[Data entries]
================
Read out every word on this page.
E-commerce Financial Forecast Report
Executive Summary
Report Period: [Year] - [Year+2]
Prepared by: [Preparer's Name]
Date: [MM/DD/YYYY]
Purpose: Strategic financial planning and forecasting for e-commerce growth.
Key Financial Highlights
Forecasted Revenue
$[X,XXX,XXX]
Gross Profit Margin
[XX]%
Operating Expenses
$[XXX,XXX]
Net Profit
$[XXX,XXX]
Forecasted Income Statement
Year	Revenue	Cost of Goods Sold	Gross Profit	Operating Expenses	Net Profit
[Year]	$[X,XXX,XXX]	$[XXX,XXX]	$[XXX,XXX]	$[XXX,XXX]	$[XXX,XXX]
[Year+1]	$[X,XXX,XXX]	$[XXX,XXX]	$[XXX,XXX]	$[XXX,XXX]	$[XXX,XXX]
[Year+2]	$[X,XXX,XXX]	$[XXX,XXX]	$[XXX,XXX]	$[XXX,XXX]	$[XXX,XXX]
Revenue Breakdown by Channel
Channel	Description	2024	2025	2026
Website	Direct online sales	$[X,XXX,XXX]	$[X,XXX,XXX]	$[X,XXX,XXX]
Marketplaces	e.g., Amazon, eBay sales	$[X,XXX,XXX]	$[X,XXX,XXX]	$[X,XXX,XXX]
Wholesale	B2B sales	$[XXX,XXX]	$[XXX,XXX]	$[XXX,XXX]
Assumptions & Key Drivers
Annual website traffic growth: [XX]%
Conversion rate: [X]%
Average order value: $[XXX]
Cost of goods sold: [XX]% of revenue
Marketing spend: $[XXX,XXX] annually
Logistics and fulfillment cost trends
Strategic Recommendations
================
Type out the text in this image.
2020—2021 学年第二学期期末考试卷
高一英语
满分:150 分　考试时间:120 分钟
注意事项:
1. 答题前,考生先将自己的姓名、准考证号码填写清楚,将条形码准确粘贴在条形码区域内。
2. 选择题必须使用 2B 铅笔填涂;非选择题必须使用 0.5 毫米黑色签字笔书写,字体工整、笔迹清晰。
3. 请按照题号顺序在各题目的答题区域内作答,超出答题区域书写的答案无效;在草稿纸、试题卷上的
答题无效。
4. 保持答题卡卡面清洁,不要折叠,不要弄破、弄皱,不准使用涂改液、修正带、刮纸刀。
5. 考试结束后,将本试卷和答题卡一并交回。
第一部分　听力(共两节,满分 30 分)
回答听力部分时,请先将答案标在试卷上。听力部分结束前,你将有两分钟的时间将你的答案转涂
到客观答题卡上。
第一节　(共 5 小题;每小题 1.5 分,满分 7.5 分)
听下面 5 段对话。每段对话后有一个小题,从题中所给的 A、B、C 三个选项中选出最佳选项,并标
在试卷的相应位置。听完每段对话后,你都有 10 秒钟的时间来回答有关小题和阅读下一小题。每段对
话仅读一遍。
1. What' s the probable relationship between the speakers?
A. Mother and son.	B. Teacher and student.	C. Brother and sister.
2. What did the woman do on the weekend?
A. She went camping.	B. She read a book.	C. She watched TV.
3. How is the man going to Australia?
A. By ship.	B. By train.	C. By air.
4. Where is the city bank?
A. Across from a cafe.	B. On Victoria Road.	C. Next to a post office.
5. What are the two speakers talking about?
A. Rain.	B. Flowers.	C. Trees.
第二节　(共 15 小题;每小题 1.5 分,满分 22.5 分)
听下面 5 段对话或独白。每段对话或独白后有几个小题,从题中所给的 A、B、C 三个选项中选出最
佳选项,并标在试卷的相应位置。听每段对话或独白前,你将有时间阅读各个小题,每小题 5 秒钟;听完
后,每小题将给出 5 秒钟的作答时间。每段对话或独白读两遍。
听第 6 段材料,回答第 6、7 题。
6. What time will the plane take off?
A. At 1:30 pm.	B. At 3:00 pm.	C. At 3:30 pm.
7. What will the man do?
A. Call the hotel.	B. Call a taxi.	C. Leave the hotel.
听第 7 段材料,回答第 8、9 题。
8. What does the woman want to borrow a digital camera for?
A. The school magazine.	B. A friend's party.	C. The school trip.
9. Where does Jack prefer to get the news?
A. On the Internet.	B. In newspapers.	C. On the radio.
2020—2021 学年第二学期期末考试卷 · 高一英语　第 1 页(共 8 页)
================
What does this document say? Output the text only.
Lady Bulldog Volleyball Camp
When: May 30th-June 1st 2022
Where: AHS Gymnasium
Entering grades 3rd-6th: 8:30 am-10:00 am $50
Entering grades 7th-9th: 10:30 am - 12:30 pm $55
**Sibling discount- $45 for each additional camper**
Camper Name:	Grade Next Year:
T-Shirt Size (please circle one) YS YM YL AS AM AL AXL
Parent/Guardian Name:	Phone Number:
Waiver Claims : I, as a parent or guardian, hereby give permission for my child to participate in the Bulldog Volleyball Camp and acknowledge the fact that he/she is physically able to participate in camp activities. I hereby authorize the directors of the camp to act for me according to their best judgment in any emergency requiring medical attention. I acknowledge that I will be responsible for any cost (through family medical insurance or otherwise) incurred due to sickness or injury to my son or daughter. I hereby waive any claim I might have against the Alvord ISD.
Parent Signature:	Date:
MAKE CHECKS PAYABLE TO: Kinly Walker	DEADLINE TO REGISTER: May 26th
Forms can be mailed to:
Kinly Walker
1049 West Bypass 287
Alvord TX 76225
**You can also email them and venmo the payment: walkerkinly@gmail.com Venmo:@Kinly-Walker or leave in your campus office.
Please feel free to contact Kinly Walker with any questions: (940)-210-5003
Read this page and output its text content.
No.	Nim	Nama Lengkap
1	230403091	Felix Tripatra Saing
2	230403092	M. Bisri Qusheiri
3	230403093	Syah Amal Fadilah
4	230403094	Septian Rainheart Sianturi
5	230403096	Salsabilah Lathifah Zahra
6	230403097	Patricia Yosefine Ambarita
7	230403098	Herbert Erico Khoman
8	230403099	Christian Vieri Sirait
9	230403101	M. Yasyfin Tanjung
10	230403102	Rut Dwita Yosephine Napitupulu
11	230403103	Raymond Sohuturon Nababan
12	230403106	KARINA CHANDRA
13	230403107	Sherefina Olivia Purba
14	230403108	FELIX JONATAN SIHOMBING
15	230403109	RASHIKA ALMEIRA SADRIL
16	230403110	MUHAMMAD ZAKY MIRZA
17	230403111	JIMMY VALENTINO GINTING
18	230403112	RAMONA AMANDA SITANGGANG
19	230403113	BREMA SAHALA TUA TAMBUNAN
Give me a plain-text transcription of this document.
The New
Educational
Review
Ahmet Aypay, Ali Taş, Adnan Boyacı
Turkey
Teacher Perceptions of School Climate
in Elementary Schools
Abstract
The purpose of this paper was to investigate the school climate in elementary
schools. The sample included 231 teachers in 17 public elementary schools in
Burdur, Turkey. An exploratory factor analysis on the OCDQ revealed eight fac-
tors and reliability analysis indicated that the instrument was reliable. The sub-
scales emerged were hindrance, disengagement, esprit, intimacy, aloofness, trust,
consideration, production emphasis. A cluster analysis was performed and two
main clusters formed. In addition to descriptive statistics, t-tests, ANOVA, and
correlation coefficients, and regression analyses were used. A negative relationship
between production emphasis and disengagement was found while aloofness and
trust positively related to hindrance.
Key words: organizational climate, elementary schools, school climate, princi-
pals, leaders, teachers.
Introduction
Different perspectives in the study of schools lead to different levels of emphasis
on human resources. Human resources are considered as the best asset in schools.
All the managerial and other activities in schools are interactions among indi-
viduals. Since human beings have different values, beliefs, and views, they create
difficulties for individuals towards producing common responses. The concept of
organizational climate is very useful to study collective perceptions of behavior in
================
[PROBLEM] In the records above, find each line holding "Year" and copy it.

[OUTPUT OF THE EXERCISE]
Report Period: [Year] - [Year+2]
Year	Revenue	Cost of Goods Sold	Gross Profit	Operating Expenses	Net Profit
[Year]	$[X,XXX,XXX]	$[XXX,XXX]	$[XXX,XXX]	$[XXX,XXX]	$[XXX,XXX]
[Year+1]	$[X,XXX,XXX]	$[XXX,XXX]	$[XXX,XXX]	$[XXX,XXX]	$[XXX,XXX]
[Year+2]	$[X,XXX,XXX]	$[XXX,XXX]	$[XXX,XXX]	$[XXX,XXX]	$[XXX,XXX]
Camper Name:	Grade Next Year:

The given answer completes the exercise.